WRITTEN INSTRUCTION
Read the material below. Count the lines containing "IP事業部" and give that count alone.

[start of DATASET EXCERPTS]

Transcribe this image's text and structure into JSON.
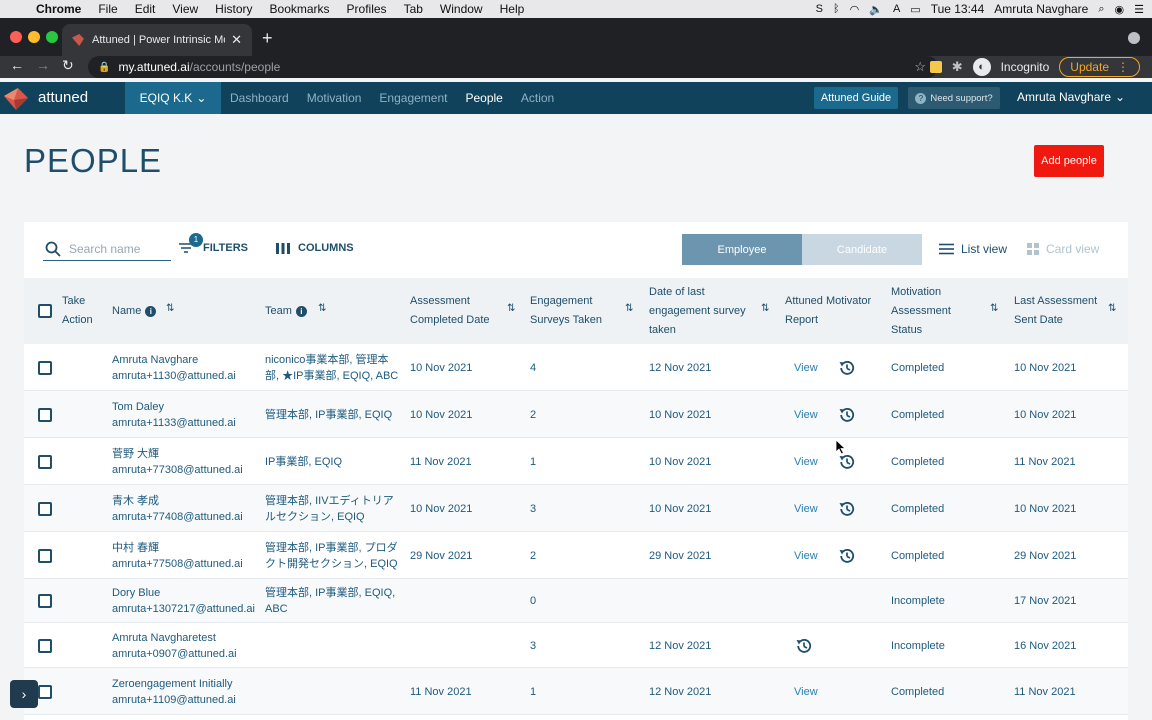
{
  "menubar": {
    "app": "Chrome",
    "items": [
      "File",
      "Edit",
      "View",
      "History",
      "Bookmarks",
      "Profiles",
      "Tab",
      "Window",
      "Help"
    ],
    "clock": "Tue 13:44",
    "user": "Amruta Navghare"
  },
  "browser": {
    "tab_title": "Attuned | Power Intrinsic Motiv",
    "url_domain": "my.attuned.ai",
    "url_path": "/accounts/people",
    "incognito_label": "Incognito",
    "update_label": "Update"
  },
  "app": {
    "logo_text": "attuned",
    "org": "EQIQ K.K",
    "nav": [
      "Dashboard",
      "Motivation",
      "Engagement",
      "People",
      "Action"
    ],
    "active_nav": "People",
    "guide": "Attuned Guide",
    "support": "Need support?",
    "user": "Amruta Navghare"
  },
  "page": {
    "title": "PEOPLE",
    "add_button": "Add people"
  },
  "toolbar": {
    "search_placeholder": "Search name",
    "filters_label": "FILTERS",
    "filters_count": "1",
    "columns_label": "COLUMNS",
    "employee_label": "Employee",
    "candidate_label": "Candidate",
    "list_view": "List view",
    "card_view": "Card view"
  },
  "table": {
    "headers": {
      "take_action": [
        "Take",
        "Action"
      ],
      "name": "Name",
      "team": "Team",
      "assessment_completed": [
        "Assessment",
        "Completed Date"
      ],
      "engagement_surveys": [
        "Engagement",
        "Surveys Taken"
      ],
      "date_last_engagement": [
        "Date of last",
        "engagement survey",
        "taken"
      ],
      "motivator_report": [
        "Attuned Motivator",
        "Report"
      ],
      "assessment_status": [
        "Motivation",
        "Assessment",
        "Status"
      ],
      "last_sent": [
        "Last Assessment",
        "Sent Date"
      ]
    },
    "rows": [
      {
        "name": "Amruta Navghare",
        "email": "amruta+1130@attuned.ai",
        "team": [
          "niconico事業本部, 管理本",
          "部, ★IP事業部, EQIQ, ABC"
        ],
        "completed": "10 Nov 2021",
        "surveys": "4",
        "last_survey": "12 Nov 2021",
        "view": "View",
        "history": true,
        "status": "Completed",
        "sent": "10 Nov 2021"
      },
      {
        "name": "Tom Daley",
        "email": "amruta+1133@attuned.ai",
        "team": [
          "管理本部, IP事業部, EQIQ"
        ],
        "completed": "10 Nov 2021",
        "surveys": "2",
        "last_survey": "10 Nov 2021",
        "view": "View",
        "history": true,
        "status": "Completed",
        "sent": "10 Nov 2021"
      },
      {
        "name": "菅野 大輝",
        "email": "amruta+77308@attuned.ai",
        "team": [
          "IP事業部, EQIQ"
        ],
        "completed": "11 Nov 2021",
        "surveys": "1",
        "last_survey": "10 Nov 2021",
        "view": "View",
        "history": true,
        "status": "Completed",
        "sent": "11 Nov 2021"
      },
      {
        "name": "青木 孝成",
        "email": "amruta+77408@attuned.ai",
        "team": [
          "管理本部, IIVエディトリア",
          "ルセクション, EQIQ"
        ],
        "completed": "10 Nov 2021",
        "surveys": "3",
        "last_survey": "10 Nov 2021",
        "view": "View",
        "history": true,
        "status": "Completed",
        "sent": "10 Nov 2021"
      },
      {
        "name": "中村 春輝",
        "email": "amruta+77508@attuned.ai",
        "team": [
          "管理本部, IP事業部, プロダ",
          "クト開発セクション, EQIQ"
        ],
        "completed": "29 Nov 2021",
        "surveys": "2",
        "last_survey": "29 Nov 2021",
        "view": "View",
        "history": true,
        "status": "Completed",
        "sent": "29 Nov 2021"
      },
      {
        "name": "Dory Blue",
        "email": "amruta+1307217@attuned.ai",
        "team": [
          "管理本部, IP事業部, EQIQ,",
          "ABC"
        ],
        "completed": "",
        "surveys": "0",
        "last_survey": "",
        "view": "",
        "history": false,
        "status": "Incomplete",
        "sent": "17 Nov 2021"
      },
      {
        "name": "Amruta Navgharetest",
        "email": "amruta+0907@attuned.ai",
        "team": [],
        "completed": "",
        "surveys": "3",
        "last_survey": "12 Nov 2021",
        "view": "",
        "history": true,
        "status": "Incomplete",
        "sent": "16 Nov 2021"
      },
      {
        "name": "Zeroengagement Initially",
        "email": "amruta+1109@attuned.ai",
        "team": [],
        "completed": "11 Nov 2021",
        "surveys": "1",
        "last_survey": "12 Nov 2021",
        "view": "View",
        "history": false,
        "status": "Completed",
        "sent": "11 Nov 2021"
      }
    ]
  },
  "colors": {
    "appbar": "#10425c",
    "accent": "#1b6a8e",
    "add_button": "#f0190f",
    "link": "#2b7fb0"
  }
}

[end of DATASET EXCERPTS]
[start of DATASET EXCERPTS]

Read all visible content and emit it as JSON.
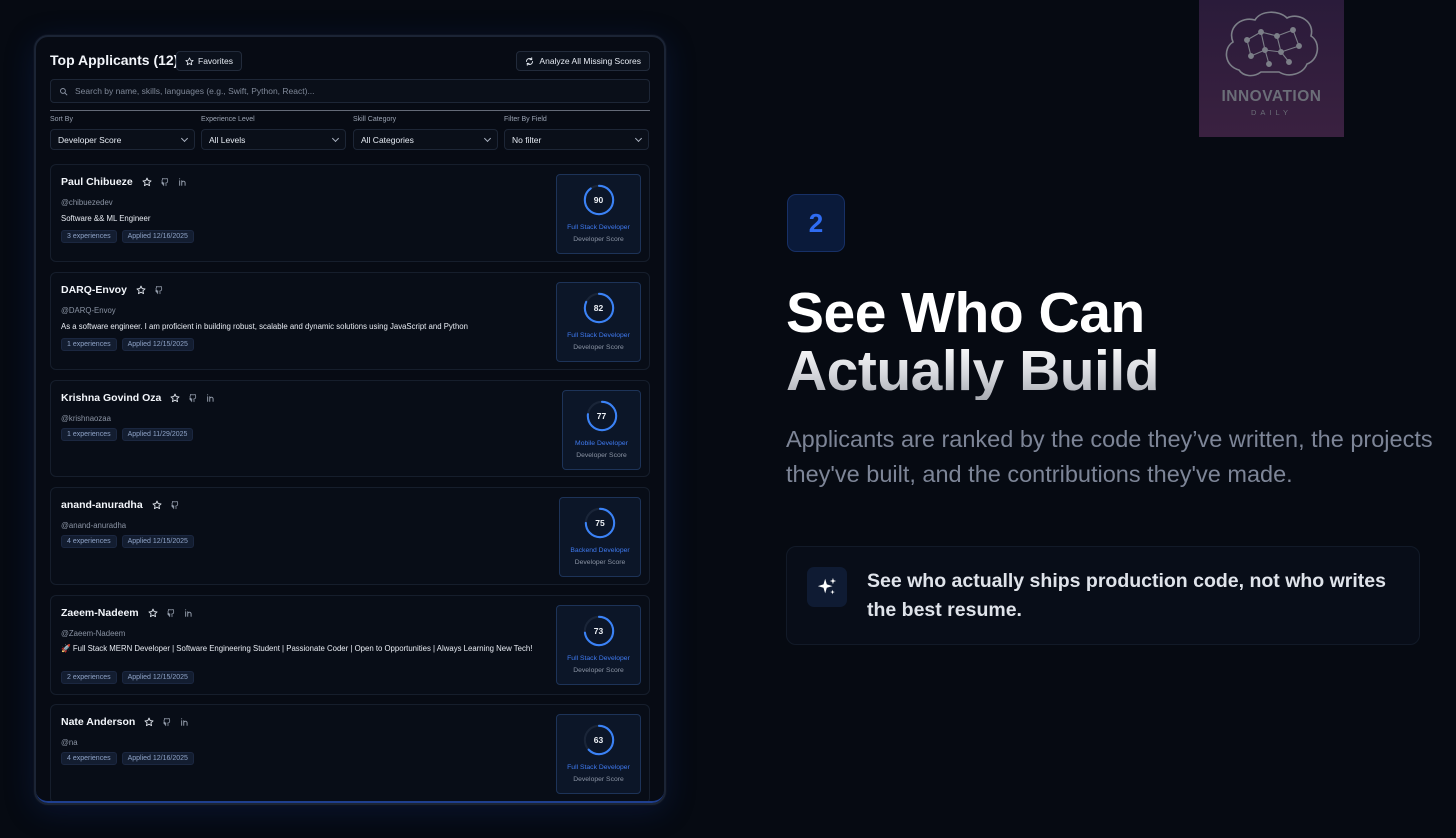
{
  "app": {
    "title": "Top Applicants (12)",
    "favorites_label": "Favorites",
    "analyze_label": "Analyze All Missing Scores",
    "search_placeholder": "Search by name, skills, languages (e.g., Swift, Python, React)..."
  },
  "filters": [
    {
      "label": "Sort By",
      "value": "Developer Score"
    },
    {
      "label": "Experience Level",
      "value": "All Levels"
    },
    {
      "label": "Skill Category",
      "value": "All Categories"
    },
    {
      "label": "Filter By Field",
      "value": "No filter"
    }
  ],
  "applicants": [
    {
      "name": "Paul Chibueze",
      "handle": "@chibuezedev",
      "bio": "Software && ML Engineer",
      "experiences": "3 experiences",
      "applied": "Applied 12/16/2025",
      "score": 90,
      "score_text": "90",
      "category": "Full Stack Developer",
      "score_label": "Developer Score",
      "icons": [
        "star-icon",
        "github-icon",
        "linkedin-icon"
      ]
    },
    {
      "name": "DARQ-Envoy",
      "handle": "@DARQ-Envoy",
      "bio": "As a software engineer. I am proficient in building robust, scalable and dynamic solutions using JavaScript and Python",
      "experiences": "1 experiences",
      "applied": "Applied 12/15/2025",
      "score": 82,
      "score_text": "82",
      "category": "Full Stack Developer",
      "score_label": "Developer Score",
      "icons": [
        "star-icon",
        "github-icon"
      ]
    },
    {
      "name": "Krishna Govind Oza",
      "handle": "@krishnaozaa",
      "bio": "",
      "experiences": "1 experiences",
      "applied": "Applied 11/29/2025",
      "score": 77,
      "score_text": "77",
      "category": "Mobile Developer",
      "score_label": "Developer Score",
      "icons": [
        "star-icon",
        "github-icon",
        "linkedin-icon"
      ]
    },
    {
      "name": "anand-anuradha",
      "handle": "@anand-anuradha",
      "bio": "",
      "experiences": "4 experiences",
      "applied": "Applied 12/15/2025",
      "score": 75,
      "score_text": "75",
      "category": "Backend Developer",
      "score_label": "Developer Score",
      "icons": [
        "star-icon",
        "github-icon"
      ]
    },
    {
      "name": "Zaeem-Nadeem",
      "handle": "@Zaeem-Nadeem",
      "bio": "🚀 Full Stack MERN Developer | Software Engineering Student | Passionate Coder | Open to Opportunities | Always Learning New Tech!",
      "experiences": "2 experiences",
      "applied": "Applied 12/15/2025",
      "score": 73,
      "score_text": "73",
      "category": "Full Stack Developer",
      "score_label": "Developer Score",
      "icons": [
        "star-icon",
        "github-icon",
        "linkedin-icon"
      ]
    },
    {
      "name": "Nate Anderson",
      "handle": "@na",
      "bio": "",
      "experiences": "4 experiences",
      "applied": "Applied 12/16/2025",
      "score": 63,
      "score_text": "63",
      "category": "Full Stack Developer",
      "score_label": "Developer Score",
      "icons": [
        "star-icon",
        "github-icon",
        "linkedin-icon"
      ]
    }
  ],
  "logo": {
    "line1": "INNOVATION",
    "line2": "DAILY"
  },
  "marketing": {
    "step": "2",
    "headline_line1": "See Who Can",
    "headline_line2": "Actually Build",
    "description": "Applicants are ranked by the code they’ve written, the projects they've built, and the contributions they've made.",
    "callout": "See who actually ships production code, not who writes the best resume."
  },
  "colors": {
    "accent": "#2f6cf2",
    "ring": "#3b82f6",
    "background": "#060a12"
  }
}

[end of DATASET EXCERPTS]

COMPLETED TASK
5